§ Objective
Pictures do not belong in the copy; transcribe everything else in the records exactly.

§ Listed entries
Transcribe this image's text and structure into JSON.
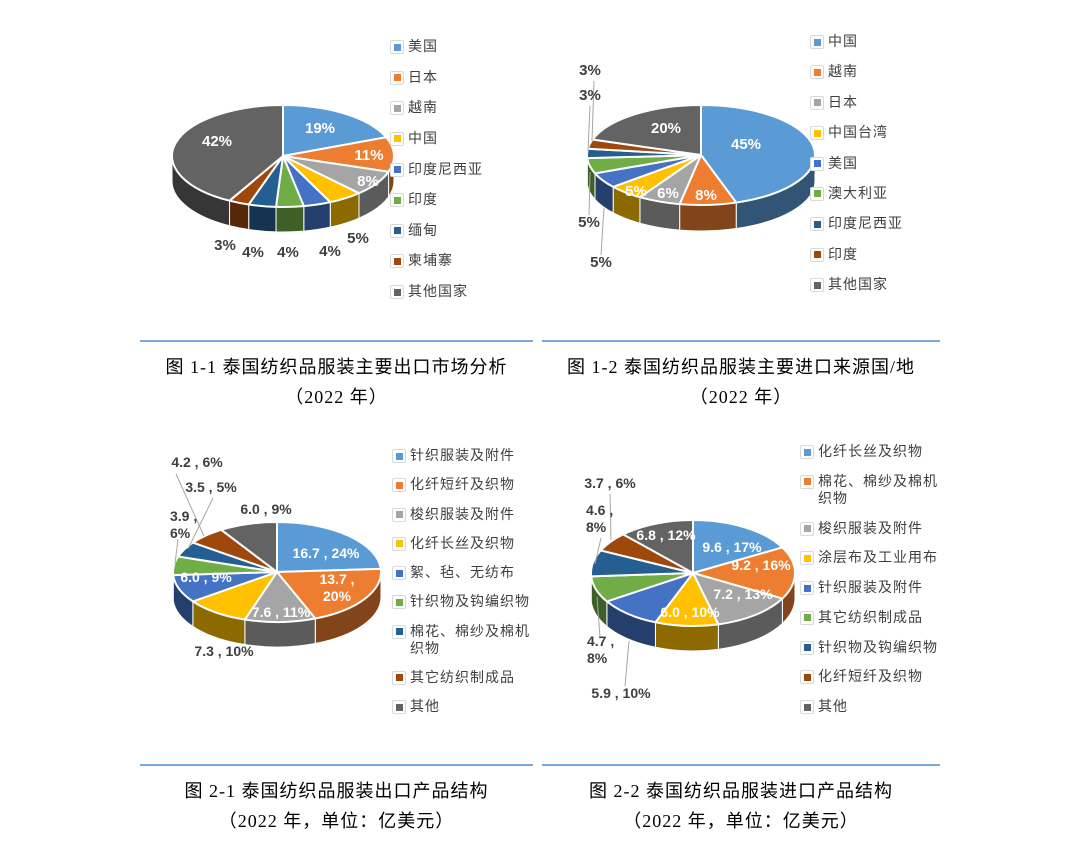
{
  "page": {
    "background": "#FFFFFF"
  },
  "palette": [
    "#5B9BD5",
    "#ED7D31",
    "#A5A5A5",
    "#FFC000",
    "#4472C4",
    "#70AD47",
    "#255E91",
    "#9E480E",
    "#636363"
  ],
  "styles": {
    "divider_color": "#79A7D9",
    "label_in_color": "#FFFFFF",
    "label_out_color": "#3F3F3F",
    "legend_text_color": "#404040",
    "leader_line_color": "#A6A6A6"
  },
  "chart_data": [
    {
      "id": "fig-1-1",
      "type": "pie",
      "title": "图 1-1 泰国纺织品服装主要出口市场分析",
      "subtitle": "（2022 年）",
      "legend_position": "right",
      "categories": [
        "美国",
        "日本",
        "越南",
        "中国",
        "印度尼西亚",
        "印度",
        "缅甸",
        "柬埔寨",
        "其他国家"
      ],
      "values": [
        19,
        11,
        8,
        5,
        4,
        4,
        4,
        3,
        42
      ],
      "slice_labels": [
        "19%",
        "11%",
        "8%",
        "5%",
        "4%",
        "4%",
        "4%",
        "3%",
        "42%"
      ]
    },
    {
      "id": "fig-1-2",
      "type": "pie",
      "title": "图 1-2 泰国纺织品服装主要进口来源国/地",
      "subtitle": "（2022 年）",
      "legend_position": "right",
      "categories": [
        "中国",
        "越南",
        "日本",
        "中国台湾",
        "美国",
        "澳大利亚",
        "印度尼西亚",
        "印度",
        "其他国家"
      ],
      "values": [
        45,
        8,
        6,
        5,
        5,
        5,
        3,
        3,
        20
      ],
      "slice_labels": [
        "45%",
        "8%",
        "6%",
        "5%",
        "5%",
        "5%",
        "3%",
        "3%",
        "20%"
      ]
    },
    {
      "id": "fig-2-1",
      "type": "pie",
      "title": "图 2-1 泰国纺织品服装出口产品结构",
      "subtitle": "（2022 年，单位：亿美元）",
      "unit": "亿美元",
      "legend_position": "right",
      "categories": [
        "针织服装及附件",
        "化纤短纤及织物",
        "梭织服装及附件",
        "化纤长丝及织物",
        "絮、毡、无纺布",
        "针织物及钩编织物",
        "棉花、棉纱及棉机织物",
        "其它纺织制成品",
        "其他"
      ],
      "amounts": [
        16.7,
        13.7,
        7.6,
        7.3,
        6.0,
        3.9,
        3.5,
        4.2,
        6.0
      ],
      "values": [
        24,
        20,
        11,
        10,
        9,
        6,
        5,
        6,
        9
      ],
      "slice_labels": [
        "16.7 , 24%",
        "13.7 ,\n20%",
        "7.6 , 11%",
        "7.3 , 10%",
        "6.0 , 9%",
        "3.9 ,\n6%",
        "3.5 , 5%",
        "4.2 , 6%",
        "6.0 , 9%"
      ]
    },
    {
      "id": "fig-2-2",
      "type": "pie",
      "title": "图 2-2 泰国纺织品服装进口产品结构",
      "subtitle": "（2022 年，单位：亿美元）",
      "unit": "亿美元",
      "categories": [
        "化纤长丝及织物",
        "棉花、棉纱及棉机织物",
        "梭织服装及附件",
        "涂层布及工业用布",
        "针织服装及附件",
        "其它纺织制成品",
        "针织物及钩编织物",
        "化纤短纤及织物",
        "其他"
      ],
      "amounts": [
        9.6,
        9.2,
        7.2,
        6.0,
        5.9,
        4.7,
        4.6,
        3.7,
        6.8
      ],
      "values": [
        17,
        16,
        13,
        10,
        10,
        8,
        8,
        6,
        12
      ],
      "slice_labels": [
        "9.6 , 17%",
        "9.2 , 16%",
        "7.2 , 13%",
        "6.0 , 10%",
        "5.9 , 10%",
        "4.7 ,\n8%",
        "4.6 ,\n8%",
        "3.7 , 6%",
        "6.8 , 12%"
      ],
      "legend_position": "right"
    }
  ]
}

§ Response to this exercise
Transcribe this image's text and structure into JSON.
{
  "page": {
    "background": "#FFFFFF"
  },
  "palette": [
    "#5B9BD5",
    "#ED7D31",
    "#A5A5A5",
    "#FFC000",
    "#4472C4",
    "#70AD47",
    "#255E91",
    "#9E480E",
    "#636363"
  ],
  "styles": {
    "divider_color": "#79A7D9",
    "label_in_color": "#FFFFFF",
    "label_out_color": "#3F3F3F",
    "legend_text_color": "#404040",
    "leader_line_color": "#A6A6A6"
  },
  "chart_data": [
    {
      "id": "fig-1-1",
      "type": "pie",
      "title": "图 1-1 泰国纺织品服装主要出口市场分析",
      "subtitle": "（2022 年）",
      "legend_position": "right",
      "categories": [
        "美国",
        "日本",
        "越南",
        "中国",
        "印度尼西亚",
        "印度",
        "缅甸",
        "柬埔寨",
        "其他国家"
      ],
      "values": [
        19,
        11,
        8,
        5,
        4,
        4,
        4,
        3,
        42
      ],
      "slice_labels": [
        "19%",
        "11%",
        "8%",
        "5%",
        "4%",
        "4%",
        "4%",
        "3%",
        "42%"
      ]
    },
    {
      "id": "fig-1-2",
      "type": "pie",
      "title": "图 1-2 泰国纺织品服装主要进口来源国/地",
      "subtitle": "（2022 年）",
      "legend_position": "right",
      "categories": [
        "中国",
        "越南",
        "日本",
        "中国台湾",
        "美国",
        "澳大利亚",
        "印度尼西亚",
        "印度",
        "其他国家"
      ],
      "values": [
        45,
        8,
        6,
        5,
        5,
        5,
        3,
        3,
        20
      ],
      "slice_labels": [
        "45%",
        "8%",
        "6%",
        "5%",
        "5%",
        "5%",
        "3%",
        "3%",
        "20%"
      ]
    },
    {
      "id": "fig-2-1",
      "type": "pie",
      "title": "图 2-1 泰国纺织品服装出口产品结构",
      "subtitle": "（2022 年，单位：亿美元）",
      "unit": "亿美元",
      "legend_position": "right",
      "categories": [
        "针织服装及附件",
        "化纤短纤及织物",
        "梭织服装及附件",
        "化纤长丝及织物",
        "絮、毡、无纺布",
        "针织物及钩编织物",
        "棉花、棉纱及棉机织物",
        "其它纺织制成品",
        "其他"
      ],
      "amounts": [
        16.7,
        13.7,
        7.6,
        7.3,
        6.0,
        3.9,
        3.5,
        4.2,
        6.0
      ],
      "values": [
        24,
        20,
        11,
        10,
        9,
        6,
        5,
        6,
        9
      ],
      "slice_labels": [
        "16.7 , 24%",
        "13.7 ,\n20%",
        "7.6 , 11%",
        "7.3 , 10%",
        "6.0 , 9%",
        "3.9 ,\n6%",
        "3.5 , 5%",
        "4.2 , 6%",
        "6.0 , 9%"
      ]
    },
    {
      "id": "fig-2-2",
      "type": "pie",
      "title": "图 2-2 泰国纺织品服装进口产品结构",
      "subtitle": "（2022 年，单位：亿美元）",
      "unit": "亿美元",
      "categories": [
        "化纤长丝及织物",
        "棉花、棉纱及棉机织物",
        "梭织服装及附件",
        "涂层布及工业用布",
        "针织服装及附件",
        "其它纺织制成品",
        "针织物及钩编织物",
        "化纤短纤及织物",
        "其他"
      ],
      "amounts": [
        9.6,
        9.2,
        7.2,
        6.0,
        5.9,
        4.7,
        4.6,
        3.7,
        6.8
      ],
      "values": [
        17,
        16,
        13,
        10,
        10,
        8,
        8,
        6,
        12
      ],
      "slice_labels": [
        "9.6 , 17%",
        "9.2 , 16%",
        "7.2 , 13%",
        "6.0 , 10%",
        "5.9 , 10%",
        "4.7 ,\n8%",
        "4.6 ,\n8%",
        "3.7 , 6%",
        "6.8 , 12%"
      ],
      "legend_position": "right"
    }
  ]
}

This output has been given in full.